--- The request ---
Locate the lines that hold the string "icon". Copy every such line.

--- Records shown ---
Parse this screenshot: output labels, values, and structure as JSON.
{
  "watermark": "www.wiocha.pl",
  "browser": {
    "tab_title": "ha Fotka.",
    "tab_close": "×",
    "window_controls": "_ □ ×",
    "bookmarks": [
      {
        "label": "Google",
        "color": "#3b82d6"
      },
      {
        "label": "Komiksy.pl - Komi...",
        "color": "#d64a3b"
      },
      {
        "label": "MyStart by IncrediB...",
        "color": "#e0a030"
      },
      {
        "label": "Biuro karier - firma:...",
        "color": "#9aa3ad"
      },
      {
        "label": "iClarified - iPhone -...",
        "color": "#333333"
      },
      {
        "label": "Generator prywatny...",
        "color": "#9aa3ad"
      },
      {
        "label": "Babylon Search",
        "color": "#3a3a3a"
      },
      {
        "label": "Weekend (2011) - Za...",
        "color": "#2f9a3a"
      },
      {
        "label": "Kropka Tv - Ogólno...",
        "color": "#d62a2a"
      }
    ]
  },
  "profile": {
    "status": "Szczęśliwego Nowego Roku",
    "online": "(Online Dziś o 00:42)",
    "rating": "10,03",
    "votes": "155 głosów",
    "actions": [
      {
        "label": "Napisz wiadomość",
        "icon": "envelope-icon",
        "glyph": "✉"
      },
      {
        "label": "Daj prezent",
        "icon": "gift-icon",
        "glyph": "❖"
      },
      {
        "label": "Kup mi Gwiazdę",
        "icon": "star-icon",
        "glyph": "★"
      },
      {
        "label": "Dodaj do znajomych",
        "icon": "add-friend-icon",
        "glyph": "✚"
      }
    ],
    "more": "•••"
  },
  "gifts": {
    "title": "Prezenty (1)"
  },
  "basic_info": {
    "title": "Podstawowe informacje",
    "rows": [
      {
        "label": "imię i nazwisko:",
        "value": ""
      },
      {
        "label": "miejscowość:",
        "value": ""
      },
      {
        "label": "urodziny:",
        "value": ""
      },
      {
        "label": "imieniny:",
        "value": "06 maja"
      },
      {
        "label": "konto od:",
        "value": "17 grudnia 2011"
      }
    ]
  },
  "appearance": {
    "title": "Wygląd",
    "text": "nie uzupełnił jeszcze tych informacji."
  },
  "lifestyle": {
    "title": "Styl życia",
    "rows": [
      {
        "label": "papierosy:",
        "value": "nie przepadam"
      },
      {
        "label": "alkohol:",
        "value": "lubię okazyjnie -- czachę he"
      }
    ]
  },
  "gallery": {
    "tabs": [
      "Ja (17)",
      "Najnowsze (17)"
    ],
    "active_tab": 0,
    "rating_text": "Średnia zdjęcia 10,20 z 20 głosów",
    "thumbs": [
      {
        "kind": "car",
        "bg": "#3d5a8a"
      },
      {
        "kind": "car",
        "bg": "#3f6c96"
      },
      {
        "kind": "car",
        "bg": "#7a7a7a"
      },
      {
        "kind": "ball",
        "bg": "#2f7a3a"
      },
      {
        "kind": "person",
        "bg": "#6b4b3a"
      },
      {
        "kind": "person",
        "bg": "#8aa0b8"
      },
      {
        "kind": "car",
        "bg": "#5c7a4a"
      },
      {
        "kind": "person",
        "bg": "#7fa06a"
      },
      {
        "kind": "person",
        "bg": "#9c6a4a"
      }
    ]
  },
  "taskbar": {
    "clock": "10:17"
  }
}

--- Answer in full ---
        "icon": "envelope-icon",
        "icon": "gift-icon",
        "icon": "star-icon",
        "icon": "add-friend-icon",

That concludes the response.